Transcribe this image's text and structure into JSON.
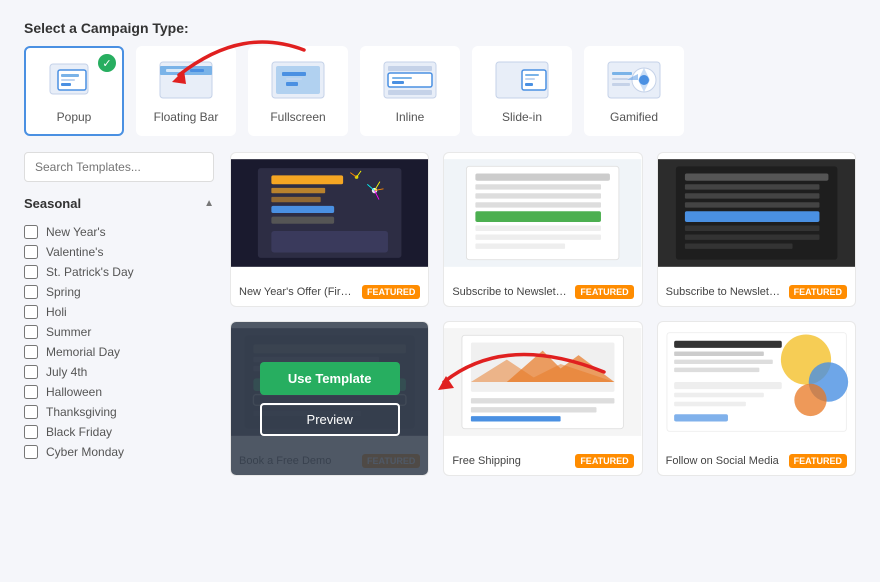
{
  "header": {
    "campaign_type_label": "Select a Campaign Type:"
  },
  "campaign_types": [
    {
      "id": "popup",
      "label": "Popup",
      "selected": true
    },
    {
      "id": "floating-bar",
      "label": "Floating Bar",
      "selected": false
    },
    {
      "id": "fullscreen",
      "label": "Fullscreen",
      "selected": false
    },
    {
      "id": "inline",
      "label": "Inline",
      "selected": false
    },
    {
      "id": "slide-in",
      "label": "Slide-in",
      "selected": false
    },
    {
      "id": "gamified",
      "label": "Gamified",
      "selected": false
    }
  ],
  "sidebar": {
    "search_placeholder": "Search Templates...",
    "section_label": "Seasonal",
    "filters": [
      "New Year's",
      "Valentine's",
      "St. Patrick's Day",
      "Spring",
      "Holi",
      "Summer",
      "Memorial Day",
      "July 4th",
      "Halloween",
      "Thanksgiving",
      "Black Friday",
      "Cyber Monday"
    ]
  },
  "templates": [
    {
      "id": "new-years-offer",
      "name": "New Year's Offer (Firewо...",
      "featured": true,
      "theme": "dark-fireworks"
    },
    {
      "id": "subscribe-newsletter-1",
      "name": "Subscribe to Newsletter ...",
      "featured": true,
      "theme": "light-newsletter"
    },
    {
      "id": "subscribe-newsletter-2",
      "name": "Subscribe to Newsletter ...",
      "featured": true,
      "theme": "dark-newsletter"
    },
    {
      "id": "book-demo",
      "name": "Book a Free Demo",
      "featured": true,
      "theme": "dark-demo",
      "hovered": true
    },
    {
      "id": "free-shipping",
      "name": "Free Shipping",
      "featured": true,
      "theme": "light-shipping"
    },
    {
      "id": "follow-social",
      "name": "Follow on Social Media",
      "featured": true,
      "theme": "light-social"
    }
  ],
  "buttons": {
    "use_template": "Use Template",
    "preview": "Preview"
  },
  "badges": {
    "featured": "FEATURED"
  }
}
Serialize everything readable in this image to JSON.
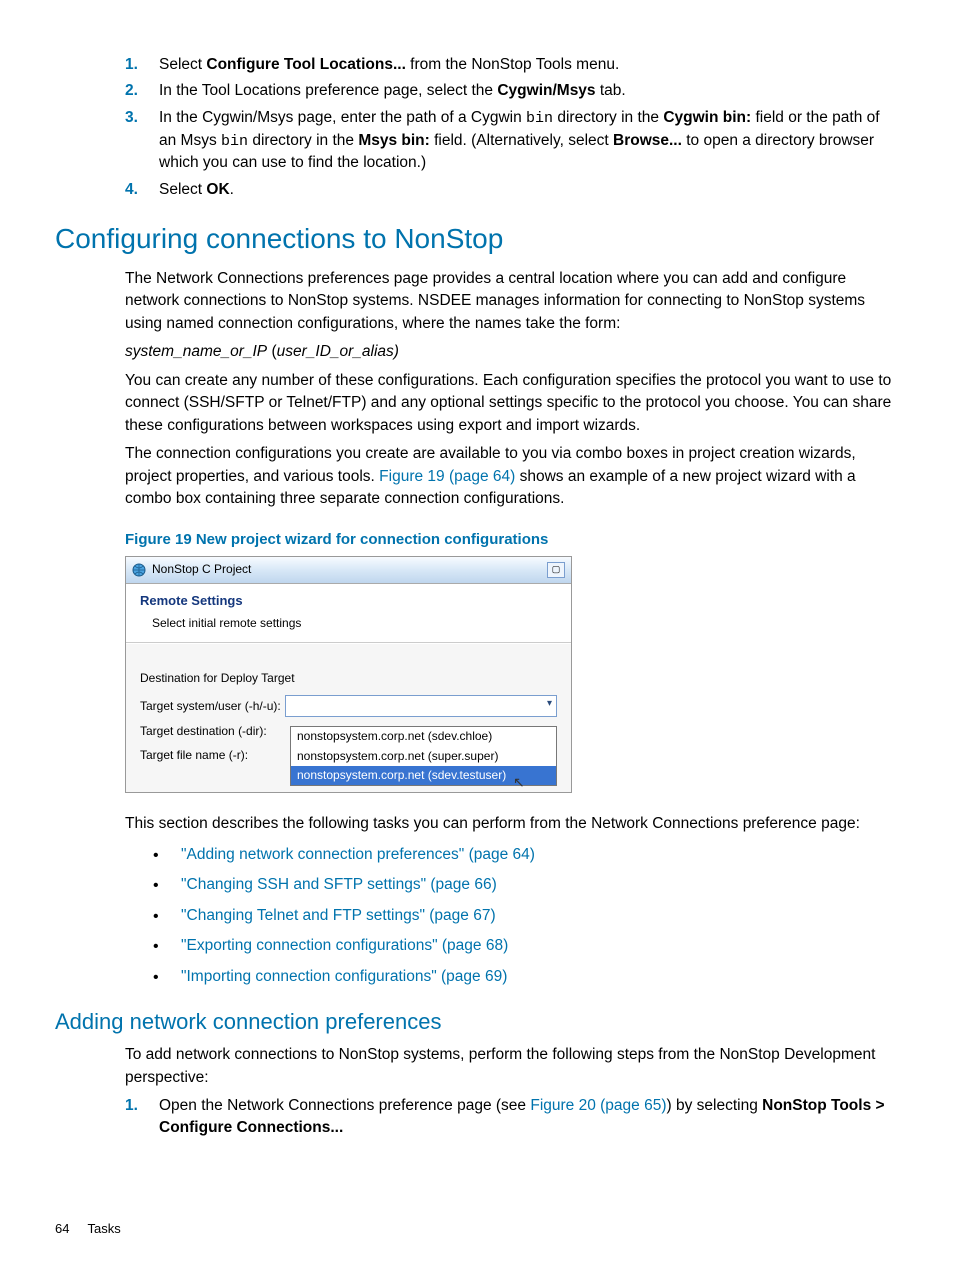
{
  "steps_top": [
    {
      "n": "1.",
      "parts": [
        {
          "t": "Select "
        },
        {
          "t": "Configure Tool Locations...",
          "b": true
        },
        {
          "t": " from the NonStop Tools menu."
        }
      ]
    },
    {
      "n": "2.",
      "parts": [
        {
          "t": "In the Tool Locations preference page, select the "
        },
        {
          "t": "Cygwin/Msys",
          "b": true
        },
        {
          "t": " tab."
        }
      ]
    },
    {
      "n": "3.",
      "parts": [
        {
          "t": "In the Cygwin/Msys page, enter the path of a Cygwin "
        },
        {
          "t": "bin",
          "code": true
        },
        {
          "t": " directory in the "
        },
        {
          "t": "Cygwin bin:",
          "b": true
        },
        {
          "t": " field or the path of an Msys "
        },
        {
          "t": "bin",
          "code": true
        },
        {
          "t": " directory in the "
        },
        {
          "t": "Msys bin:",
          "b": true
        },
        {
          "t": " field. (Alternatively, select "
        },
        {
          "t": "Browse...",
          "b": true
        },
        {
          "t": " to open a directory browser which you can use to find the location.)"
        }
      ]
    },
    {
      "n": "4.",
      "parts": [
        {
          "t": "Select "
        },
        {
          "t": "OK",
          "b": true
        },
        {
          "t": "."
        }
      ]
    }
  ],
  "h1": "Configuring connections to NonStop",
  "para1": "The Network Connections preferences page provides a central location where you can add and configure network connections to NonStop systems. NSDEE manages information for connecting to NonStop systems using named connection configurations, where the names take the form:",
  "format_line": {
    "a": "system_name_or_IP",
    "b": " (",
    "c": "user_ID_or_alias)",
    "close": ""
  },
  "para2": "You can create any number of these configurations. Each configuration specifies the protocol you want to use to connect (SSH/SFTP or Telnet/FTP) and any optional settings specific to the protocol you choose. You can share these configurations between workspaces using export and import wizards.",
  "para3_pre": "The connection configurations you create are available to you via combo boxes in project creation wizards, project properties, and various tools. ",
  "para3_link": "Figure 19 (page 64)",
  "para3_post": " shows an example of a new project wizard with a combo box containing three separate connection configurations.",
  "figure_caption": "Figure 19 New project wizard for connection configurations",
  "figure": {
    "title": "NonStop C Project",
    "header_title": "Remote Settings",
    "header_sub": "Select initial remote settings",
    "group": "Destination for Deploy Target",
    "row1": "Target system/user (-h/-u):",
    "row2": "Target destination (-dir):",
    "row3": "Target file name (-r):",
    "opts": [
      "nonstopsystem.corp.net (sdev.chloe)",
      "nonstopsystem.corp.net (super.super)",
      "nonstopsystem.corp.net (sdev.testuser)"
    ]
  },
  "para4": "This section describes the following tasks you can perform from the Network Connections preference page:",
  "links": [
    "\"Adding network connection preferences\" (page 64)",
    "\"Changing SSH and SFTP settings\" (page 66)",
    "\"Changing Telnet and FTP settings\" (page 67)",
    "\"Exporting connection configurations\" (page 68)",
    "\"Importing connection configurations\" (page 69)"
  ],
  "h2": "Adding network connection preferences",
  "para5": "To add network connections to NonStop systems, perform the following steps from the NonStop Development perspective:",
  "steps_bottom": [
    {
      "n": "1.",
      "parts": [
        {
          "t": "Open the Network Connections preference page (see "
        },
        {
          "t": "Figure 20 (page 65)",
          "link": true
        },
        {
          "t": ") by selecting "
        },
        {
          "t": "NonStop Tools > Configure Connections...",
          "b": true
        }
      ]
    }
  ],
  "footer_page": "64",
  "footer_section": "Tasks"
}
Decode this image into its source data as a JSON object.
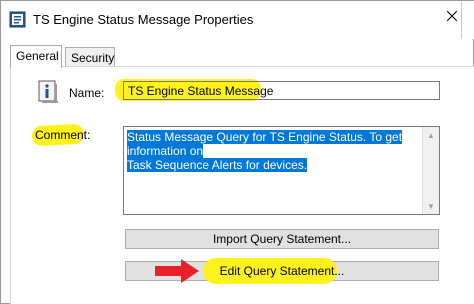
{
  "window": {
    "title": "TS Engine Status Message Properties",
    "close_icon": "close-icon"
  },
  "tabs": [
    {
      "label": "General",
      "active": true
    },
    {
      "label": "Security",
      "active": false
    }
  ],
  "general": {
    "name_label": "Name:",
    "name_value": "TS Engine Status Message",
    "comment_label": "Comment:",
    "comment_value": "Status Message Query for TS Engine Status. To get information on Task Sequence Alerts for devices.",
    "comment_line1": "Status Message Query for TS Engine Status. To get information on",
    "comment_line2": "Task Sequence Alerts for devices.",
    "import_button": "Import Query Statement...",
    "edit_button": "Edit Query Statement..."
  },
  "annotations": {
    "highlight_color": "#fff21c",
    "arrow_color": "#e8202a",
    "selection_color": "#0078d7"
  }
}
* * * * * * *
WHAT YOU SHOULD DO
The lines to repeat run from the line containing "Decode this image" through the last line of the material above; give them exactly, without the pictures.

TASK SOLUTION
Decode this image into its source data as a JSON object.
{
  "window": {
    "title": "TS Engine Status Message Properties",
    "close_icon": "close-icon"
  },
  "tabs": [
    {
      "label": "General",
      "active": true
    },
    {
      "label": "Security",
      "active": false
    }
  ],
  "general": {
    "name_label": "Name:",
    "name_value": "TS Engine Status Message",
    "comment_label": "Comment:",
    "comment_value": "Status Message Query for TS Engine Status. To get information on Task Sequence Alerts for devices.",
    "comment_line1": "Status Message Query for TS Engine Status. To get information on",
    "comment_line2": "Task Sequence Alerts for devices.",
    "import_button": "Import Query Statement...",
    "edit_button": "Edit Query Statement..."
  },
  "annotations": {
    "highlight_color": "#fff21c",
    "arrow_color": "#e8202a",
    "selection_color": "#0078d7"
  }
}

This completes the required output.